> [Required work]: Scan the data below. Pull out each line where "Clerk" occurs.

--- Start of Source material ---

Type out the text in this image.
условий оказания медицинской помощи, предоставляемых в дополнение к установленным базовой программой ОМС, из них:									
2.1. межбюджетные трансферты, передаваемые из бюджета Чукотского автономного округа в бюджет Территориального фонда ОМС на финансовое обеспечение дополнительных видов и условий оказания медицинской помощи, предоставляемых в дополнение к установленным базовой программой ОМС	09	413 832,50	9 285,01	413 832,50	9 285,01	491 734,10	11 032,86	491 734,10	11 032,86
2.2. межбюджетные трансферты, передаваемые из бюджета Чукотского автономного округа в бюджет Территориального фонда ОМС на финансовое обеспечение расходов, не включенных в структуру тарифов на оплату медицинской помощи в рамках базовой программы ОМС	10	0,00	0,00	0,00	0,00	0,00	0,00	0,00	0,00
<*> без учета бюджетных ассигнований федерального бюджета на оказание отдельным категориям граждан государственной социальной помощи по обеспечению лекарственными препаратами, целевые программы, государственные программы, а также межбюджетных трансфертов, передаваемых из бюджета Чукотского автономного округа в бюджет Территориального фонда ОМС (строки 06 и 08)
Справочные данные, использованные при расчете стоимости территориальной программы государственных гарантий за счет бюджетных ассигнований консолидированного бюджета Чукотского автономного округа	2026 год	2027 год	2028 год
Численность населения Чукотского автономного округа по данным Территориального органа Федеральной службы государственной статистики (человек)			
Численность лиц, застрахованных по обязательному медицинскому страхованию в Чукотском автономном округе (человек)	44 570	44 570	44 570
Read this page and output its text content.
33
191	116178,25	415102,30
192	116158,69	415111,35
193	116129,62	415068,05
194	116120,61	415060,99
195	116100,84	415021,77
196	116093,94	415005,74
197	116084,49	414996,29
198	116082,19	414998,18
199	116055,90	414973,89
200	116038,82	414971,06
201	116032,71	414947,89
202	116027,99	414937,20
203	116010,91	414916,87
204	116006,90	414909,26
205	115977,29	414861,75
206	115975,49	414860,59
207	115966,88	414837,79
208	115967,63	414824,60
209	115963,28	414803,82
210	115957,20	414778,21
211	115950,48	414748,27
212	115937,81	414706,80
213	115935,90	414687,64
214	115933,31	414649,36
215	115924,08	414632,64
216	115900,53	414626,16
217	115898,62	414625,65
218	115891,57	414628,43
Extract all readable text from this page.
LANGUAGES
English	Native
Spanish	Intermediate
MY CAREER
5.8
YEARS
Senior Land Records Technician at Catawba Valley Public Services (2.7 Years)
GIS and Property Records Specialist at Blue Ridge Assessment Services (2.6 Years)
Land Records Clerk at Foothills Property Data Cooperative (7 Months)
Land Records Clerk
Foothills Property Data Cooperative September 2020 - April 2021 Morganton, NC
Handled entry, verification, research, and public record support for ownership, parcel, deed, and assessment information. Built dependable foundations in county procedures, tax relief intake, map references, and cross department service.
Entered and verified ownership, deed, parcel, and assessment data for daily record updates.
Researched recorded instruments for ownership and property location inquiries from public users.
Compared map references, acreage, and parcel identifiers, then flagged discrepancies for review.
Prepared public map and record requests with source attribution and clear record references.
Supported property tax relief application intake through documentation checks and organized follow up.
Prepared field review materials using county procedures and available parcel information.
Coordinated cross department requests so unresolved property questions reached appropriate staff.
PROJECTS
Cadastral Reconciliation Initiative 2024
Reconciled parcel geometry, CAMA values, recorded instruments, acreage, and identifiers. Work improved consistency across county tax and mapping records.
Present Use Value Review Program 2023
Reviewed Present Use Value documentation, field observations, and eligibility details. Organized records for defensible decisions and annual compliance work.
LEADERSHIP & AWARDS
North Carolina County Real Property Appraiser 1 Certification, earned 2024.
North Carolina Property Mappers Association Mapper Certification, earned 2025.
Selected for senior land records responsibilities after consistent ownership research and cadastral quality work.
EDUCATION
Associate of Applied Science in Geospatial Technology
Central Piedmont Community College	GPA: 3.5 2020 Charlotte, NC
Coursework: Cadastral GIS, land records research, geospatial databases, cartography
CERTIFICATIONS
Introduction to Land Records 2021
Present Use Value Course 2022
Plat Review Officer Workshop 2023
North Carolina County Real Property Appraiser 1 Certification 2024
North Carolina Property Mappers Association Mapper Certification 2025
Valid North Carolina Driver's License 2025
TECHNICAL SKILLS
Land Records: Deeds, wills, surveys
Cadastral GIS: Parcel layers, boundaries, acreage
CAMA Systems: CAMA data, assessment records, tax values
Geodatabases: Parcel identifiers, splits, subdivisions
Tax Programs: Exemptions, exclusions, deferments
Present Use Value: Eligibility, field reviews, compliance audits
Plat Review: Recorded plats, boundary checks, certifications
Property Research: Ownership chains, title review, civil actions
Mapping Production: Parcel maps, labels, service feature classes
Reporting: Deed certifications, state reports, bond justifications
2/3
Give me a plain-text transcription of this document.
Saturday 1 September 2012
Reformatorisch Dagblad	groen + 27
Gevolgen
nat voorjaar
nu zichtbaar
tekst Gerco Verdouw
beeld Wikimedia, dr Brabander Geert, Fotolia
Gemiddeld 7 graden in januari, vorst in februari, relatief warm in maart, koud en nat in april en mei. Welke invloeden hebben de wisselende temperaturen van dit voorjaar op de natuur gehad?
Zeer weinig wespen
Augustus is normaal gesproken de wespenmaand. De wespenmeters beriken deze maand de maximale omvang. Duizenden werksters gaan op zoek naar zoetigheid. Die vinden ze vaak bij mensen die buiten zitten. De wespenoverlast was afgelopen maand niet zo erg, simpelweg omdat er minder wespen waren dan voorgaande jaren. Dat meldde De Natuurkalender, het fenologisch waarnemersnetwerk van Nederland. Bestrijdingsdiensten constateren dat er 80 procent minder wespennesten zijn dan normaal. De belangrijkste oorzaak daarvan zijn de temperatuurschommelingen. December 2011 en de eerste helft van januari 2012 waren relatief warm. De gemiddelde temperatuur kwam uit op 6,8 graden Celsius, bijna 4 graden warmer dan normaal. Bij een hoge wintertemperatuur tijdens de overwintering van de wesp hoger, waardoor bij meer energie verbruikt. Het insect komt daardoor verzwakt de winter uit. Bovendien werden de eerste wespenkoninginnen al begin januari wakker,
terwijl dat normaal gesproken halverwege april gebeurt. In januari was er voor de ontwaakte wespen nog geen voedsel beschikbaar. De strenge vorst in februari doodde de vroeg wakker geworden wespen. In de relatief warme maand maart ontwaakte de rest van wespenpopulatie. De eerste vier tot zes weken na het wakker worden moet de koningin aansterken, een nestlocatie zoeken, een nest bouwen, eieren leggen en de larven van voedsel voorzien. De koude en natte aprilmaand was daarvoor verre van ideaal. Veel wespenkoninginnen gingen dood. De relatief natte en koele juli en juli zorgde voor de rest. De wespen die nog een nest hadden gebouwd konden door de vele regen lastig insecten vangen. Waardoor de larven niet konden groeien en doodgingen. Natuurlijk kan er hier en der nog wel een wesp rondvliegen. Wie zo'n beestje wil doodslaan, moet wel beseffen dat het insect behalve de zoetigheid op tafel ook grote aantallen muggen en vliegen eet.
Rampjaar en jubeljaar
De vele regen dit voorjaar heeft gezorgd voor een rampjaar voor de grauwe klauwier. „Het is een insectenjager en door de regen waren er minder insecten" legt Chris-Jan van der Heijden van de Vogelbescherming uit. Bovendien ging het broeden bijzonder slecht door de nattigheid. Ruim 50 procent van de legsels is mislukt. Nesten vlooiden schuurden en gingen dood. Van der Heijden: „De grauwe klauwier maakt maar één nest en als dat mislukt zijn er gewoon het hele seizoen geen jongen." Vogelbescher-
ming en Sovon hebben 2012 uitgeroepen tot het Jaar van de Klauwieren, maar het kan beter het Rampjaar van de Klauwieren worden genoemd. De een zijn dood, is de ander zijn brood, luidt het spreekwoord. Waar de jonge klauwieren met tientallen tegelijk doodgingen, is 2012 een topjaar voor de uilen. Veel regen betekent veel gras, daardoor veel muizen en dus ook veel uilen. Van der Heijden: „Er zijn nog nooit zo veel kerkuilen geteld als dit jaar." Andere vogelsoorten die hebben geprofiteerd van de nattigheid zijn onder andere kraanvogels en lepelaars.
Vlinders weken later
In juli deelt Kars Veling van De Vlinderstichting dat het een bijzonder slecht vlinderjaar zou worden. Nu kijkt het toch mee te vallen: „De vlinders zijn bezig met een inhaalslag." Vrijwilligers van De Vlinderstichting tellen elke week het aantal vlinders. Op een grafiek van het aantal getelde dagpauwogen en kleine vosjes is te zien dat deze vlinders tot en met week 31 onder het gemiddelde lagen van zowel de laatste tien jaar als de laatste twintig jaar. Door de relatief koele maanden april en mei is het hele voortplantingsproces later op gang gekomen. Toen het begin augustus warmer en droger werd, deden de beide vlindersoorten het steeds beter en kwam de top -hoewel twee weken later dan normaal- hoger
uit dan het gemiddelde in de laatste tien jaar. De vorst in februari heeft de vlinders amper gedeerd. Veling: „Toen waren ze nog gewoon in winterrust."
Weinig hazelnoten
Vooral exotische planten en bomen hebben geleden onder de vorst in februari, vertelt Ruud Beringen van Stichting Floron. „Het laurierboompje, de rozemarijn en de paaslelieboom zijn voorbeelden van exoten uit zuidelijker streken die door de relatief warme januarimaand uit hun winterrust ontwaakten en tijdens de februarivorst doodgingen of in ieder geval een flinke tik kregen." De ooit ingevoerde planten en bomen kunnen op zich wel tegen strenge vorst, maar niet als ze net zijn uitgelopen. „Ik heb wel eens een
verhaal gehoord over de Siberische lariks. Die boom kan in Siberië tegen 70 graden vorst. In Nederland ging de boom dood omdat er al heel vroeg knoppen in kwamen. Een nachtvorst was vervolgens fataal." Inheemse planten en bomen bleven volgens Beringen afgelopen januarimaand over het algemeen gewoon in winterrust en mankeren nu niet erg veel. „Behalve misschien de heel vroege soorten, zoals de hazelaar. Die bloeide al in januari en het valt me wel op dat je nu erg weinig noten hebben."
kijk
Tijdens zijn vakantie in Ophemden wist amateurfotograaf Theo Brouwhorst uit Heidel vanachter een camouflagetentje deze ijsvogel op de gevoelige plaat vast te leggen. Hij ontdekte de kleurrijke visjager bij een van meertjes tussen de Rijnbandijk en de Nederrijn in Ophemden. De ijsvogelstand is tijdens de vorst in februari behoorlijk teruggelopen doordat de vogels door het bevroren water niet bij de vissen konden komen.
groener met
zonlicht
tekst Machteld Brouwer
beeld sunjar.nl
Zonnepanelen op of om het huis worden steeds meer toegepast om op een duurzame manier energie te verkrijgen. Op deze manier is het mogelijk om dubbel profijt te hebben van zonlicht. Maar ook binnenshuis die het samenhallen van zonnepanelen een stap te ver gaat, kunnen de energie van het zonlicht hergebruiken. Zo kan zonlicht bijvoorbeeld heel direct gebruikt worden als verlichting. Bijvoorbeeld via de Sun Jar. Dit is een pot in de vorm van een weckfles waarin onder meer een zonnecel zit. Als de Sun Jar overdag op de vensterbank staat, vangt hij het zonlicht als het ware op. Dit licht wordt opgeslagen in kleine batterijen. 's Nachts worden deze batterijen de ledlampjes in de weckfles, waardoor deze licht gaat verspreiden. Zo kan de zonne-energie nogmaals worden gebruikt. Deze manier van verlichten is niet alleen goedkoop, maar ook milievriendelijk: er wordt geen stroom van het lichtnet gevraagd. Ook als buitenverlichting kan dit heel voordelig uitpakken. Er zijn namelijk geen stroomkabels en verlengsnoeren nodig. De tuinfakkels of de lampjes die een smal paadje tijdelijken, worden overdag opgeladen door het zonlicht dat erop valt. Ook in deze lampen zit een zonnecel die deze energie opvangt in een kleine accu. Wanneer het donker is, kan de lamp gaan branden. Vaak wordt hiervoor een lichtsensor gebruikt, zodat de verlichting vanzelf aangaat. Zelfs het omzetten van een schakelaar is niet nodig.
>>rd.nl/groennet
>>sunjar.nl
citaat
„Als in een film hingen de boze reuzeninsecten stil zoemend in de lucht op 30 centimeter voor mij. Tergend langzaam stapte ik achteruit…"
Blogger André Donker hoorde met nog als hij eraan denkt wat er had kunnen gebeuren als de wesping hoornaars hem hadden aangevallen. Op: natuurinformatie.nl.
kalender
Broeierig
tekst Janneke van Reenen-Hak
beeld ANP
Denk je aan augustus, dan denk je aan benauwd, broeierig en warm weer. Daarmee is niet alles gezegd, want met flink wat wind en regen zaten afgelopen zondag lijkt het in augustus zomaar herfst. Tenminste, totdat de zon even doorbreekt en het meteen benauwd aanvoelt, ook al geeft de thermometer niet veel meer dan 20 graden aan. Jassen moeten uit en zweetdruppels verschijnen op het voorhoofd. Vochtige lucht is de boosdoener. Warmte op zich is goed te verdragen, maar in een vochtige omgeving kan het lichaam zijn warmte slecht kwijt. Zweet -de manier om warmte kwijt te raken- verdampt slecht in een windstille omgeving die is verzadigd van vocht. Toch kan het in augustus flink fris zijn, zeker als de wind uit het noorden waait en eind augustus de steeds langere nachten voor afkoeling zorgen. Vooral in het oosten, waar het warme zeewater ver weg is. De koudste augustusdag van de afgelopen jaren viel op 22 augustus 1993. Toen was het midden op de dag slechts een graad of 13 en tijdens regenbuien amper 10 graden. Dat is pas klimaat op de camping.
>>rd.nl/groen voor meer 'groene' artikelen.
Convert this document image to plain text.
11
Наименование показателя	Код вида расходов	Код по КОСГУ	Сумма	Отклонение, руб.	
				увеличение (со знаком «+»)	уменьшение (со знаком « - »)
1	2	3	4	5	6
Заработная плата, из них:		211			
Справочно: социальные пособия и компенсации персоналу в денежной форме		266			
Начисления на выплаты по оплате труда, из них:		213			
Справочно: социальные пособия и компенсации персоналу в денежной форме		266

--- End of Source material ---

> [Reply]:
Land Records Clerk at Foothills Property Data Cooperative (7 Months)
Land Records Clerk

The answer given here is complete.